- [TASK DETAILS]:
Copy each line that holds "我最崇敬的人".

- [RECORDS SHOWN]:

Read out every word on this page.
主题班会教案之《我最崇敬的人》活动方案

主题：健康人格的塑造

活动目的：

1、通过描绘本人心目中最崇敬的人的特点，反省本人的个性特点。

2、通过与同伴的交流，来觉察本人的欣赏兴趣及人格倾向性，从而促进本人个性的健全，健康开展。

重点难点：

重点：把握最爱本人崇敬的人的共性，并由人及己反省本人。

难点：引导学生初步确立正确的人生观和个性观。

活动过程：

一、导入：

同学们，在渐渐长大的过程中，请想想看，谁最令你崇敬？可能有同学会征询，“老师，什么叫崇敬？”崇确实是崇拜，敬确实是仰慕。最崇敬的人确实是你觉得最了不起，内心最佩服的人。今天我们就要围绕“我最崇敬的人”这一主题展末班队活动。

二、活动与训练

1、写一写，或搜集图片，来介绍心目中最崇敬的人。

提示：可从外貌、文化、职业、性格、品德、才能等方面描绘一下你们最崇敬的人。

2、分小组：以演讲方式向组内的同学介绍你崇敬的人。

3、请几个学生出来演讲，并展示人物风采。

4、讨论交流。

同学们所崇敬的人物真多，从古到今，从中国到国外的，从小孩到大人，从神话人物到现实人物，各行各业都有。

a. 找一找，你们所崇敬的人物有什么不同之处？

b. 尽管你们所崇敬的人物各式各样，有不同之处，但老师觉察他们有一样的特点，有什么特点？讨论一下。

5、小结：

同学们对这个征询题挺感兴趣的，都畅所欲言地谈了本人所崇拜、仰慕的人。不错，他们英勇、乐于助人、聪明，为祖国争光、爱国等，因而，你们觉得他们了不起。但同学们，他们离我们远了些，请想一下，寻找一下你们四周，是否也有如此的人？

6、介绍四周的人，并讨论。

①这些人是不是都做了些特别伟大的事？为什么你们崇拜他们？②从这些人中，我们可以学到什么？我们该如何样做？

- [FULL SOLUTION]:
主题班会教案之《我最崇敬的人》活动方案
同学们，在渐渐长大的过程中，请想想看，谁最令你崇敬？可能有同学会征询，“老师，什么叫崇敬？”崇确实是崇拜，敬确实是仰慕。最崇敬的人确实是你觉得最了不起，内心最佩服的人。今天我们就要围绕“我最崇敬的人”这一主题展末班队活动。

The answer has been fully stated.